═════ ENTRIES

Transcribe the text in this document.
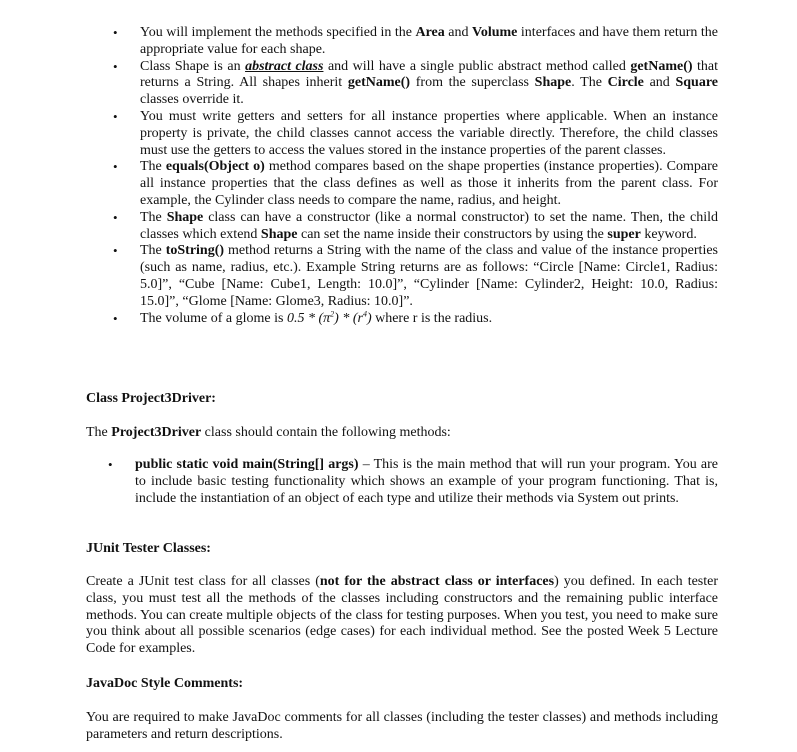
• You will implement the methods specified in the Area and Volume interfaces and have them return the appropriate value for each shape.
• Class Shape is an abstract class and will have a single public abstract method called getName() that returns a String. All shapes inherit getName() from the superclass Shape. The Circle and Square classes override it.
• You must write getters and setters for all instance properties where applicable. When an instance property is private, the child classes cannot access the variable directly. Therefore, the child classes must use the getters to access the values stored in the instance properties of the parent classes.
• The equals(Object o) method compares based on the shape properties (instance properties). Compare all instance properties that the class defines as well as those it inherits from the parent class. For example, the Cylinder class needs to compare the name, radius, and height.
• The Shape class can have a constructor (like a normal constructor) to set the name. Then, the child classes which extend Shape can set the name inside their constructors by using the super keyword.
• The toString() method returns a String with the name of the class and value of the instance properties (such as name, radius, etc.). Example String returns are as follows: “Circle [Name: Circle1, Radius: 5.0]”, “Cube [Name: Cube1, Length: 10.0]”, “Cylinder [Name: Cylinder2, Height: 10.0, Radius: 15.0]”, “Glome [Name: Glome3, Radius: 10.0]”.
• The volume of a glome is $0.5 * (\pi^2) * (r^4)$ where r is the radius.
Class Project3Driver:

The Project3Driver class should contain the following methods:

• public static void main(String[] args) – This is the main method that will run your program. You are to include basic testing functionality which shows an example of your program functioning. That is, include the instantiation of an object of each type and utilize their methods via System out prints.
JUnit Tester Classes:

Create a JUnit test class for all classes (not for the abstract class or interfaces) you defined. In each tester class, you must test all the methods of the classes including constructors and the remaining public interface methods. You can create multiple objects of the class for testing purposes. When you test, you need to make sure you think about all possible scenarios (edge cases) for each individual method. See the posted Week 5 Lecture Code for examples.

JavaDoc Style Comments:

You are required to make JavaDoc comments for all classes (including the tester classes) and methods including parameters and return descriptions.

══════════
═════ ENTRIES

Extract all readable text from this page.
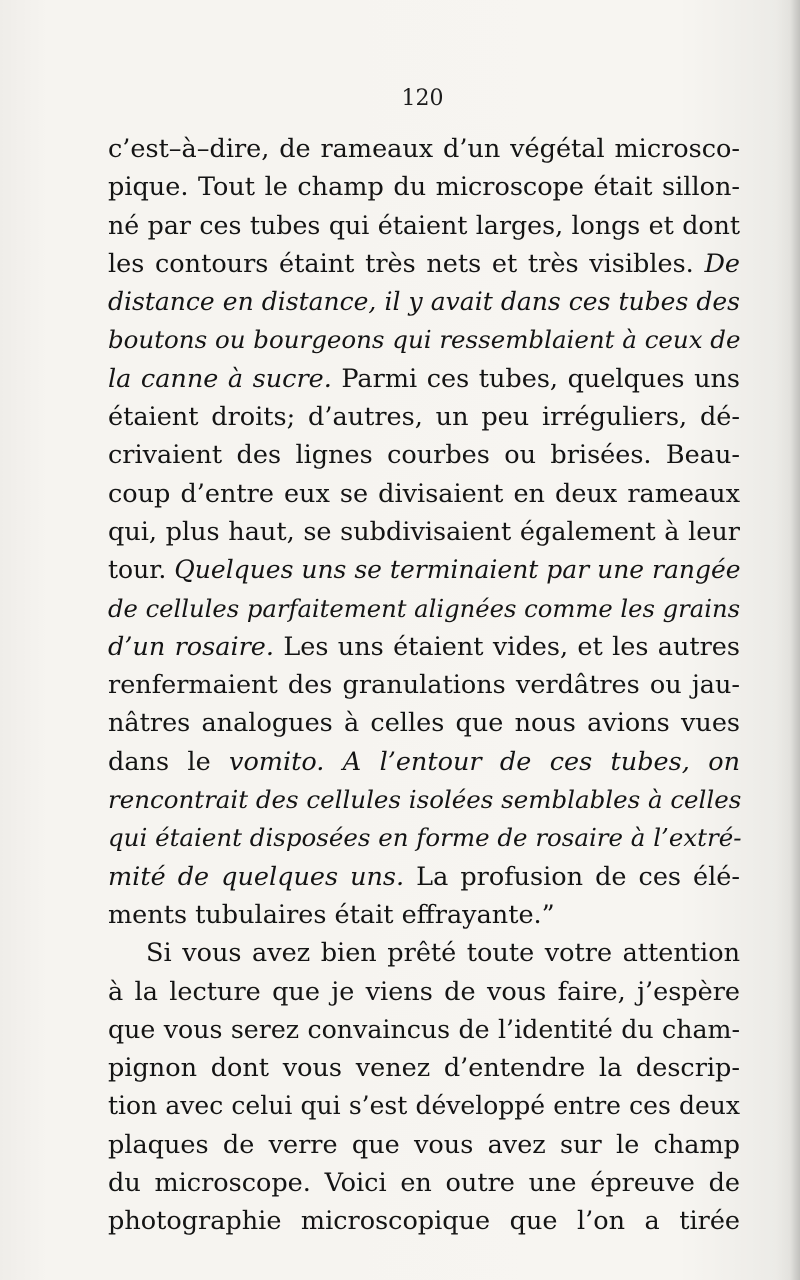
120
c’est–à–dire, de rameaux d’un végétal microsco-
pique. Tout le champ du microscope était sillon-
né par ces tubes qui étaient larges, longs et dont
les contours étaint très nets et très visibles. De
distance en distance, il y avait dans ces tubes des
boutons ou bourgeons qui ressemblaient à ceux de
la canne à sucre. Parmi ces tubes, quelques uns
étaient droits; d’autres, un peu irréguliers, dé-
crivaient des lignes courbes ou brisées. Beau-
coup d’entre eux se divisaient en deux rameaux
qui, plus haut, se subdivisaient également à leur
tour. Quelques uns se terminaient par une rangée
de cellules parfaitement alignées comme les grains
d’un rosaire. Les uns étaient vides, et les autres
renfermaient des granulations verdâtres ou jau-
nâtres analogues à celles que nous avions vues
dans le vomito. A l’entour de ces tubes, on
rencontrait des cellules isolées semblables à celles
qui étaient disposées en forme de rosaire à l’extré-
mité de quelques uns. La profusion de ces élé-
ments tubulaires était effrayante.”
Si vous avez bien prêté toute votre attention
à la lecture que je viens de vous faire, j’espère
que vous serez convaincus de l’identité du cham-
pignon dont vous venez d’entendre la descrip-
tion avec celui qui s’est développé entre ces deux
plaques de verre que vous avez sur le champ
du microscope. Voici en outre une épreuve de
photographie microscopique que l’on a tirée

══════════
═════ ENTRIES

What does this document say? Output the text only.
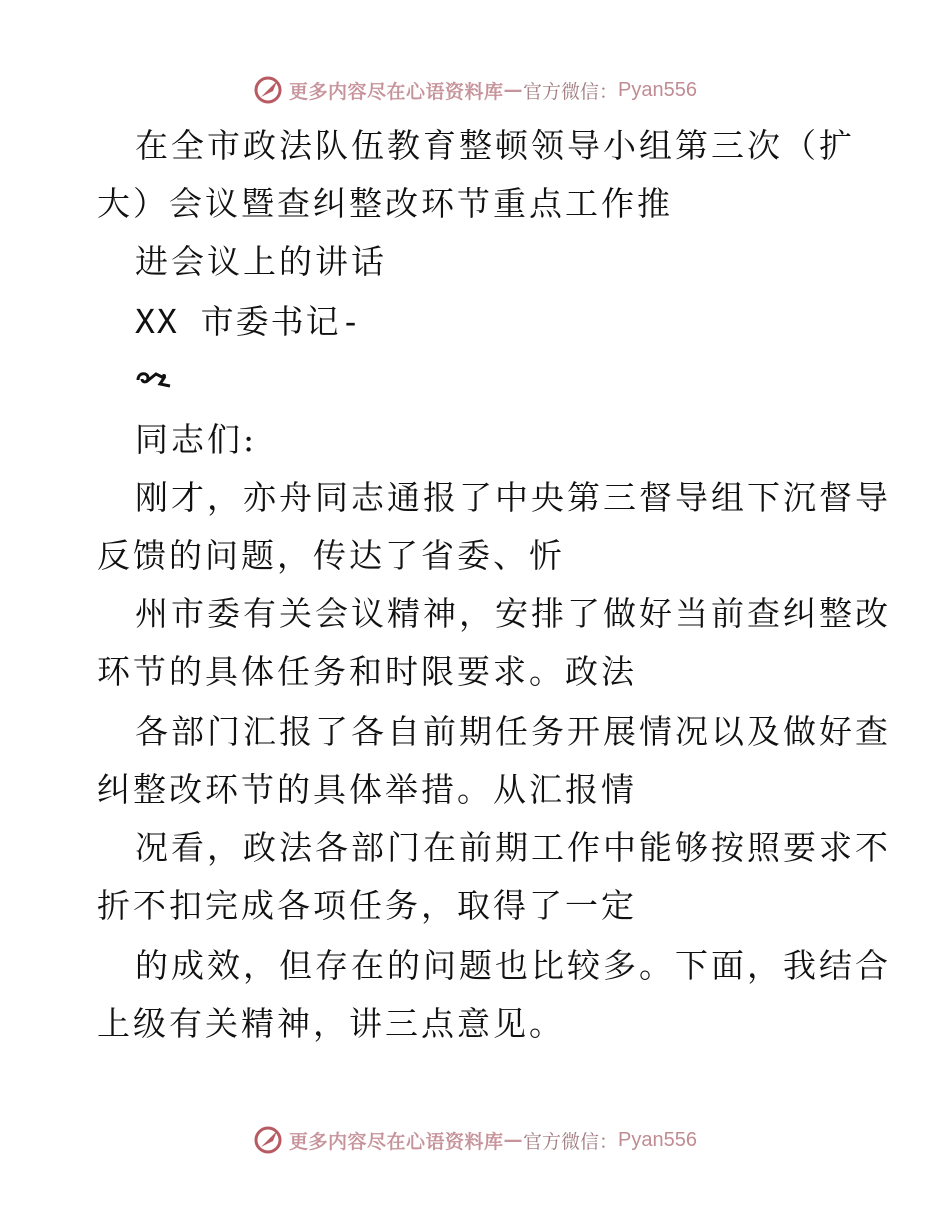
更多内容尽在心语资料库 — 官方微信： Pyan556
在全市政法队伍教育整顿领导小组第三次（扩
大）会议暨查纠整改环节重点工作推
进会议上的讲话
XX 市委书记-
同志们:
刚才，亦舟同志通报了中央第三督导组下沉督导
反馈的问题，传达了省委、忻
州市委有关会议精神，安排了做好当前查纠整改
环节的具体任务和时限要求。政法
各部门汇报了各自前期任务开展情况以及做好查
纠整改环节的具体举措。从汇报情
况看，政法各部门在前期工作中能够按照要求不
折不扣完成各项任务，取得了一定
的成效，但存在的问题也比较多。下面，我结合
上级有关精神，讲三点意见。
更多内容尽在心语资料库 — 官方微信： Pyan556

══════════

DO THIS> Point out every line holding the string "deux" and copy it.

RESPONSE TO THIS TASK>
coup d’entre eux se divisaient en deux rameaux
tion avec celui qui s’est développé entre ces deux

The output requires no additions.